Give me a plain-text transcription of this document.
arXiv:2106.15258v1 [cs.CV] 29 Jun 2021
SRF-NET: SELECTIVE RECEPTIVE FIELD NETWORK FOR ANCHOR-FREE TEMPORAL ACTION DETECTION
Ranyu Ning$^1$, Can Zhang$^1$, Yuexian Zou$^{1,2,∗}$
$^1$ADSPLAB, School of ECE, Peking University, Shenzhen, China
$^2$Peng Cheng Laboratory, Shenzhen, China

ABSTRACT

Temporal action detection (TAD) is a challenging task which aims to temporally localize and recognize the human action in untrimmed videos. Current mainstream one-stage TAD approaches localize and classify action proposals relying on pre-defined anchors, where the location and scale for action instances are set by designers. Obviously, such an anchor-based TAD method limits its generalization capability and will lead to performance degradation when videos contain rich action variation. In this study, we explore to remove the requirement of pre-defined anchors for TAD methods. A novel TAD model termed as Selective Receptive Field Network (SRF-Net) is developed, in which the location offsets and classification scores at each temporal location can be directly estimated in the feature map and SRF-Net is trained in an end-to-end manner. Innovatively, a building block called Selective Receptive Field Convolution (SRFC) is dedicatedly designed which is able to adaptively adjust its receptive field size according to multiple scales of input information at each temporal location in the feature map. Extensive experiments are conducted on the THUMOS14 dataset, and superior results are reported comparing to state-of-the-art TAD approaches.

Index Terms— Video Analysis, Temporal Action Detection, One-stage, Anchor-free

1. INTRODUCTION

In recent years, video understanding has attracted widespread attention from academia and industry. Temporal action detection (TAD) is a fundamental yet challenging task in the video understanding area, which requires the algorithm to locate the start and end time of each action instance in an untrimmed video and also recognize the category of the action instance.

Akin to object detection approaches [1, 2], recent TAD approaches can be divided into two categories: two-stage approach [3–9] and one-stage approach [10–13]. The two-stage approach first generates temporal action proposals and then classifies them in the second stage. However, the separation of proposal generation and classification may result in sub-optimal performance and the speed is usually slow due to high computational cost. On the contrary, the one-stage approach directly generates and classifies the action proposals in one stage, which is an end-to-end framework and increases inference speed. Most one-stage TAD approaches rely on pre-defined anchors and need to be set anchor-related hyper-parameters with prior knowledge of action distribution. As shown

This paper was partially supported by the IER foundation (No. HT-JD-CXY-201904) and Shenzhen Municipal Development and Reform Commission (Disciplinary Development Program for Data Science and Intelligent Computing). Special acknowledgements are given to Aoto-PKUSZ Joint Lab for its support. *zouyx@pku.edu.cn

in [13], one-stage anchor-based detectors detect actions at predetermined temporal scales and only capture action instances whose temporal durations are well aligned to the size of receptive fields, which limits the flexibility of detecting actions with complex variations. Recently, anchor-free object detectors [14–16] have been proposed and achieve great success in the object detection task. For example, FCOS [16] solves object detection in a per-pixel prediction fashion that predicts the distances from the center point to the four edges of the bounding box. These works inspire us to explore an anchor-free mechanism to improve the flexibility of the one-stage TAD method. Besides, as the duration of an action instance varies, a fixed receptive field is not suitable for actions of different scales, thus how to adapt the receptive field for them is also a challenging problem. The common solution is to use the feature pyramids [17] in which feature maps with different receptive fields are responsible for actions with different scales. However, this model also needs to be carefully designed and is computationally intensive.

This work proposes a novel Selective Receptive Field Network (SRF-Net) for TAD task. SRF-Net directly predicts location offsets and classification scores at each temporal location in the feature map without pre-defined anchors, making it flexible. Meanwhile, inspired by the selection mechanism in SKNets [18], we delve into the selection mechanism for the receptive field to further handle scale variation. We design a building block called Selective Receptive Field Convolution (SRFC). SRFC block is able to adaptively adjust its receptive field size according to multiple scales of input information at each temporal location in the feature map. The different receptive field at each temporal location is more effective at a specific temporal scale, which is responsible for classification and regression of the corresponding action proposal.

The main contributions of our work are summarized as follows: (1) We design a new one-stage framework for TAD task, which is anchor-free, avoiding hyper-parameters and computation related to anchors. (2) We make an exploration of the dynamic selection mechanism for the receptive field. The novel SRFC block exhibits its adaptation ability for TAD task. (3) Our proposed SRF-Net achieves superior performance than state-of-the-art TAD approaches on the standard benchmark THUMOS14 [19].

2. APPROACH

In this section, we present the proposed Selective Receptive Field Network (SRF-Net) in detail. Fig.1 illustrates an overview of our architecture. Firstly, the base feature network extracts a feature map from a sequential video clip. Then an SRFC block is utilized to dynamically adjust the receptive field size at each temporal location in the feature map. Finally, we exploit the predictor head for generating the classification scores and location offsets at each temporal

_What you will do_:
Please give back all of the records exactly as written.

_Solution for this exercise_:
Give me a plain-text transcription of this document.
arXiv:2106.15258v1 [cs.CV] 29 Jun 2021
SRF-NET: SELECTIVE RECEPTIVE FIELD NETWORK FOR ANCHOR-FREE TEMPORAL ACTION DETECTION
Ranyu Ning$^1$, Can Zhang$^1$, Yuexian Zou$^{1,2,∗}$
$^1$ADSPLAB, School of ECE, Peking University, Shenzhen, China
$^2$Peng Cheng Laboratory, Shenzhen, China

ABSTRACT

Temporal action detection (TAD) is a challenging task which aims to temporally localize and recognize the human action in untrimmed videos. Current mainstream one-stage TAD approaches localize and classify action proposals relying on pre-defined anchors, where the location and scale for action instances are set by designers. Obviously, such an anchor-based TAD method limits its generalization capability and will lead to performance degradation when videos contain rich action variation. In this study, we explore to remove the requirement of pre-defined anchors for TAD methods. A novel TAD model termed as Selective Receptive Field Network (SRF-Net) is developed, in which the location offsets and classification scores at each temporal location can be directly estimated in the feature map and SRF-Net is trained in an end-to-end manner. Innovatively, a building block called Selective Receptive Field Convolution (SRFC) is dedicatedly designed which is able to adaptively adjust its receptive field size according to multiple scales of input information at each temporal location in the feature map. Extensive experiments are conducted on the THUMOS14 dataset, and superior results are reported comparing to state-of-the-art TAD approaches.

Index Terms— Video Analysis, Temporal Action Detection, One-stage, Anchor-free

1. INTRODUCTION

In recent years, video understanding has attracted widespread attention from academia and industry. Temporal action detection (TAD) is a fundamental yet challenging task in the video understanding area, which requires the algorithm to locate the start and end time of each action instance in an untrimmed video and also recognize the category of the action instance.

Akin to object detection approaches [1, 2], recent TAD approaches can be divided into two categories: two-stage approach [3–9] and one-stage approach [10–13]. The two-stage approach first generates temporal action proposals and then classifies them in the second stage. However, the separation of proposal generation and classification may result in sub-optimal performance and the speed is usually slow due to high computational cost. On the contrary, the one-stage approach directly generates and classifies the action proposals in one stage, which is an end-to-end framework and increases inference speed. Most one-stage TAD approaches rely on pre-defined anchors and need to be set anchor-related hyper-parameters with prior knowledge of action distribution. As shown

This paper was partially supported by the IER foundation (No. HT-JD-CXY-201904) and Shenzhen Municipal Development and Reform Commission (Disciplinary Development Program for Data Science and Intelligent Computing). Special acknowledgements are given to Aoto-PKUSZ Joint Lab for its support. *zouyx@pku.edu.cn

in [13], one-stage anchor-based detectors detect actions at predetermined temporal scales and only capture action instances whose temporal durations are well aligned to the size of receptive fields, which limits the flexibility of detecting actions with complex variations. Recently, anchor-free object detectors [14–16] have been proposed and achieve great success in the object detection task. For example, FCOS [16] solves object detection in a per-pixel prediction fashion that predicts the distances from the center point to the four edges of the bounding box. These works inspire us to explore an anchor-free mechanism to improve the flexibility of the one-stage TAD method. Besides, as the duration of an action instance varies, a fixed receptive field is not suitable for actions of different scales, thus how to adapt the receptive field for them is also a challenging problem. The common solution is to use the feature pyramids [17] in which feature maps with different receptive fields are responsible for actions with different scales. However, this model also needs to be carefully designed and is computationally intensive.

This work proposes a novel Selective Receptive Field Network (SRF-Net) for TAD task. SRF-Net directly predicts location offsets and classification scores at each temporal location in the feature map without pre-defined anchors, making it flexible. Meanwhile, inspired by the selection mechanism in SKNets [18], we delve into the selection mechanism for the receptive field to further handle scale variation. We design a building block called Selective Receptive Field Convolution (SRFC). SRFC block is able to adaptively adjust its receptive field size according to multiple scales of input information at each temporal location in the feature map. The different receptive field at each temporal location is more effective at a specific temporal scale, which is responsible for classification and regression of the corresponding action proposal.

The main contributions of our work are summarized as follows: (1) We design a new one-stage framework for TAD task, which is anchor-free, avoiding hyper-parameters and computation related to anchors. (2) We make an exploration of the dynamic selection mechanism for the receptive field. The novel SRFC block exhibits its adaptation ability for TAD task. (3) Our proposed SRF-Net achieves superior performance than state-of-the-art TAD approaches on the standard benchmark THUMOS14 [19].

2. APPROACH

In this section, we present the proposed Selective Receptive Field Network (SRF-Net) in detail. Fig.1 illustrates an overview of our architecture. Firstly, the base feature network extracts a feature map from a sequential video clip. Then an SRFC block is utilized to dynamically adjust the receptive field size at each temporal location in the feature map. Finally, we exploit the predictor head for generating the classification scores and location offsets at each temporal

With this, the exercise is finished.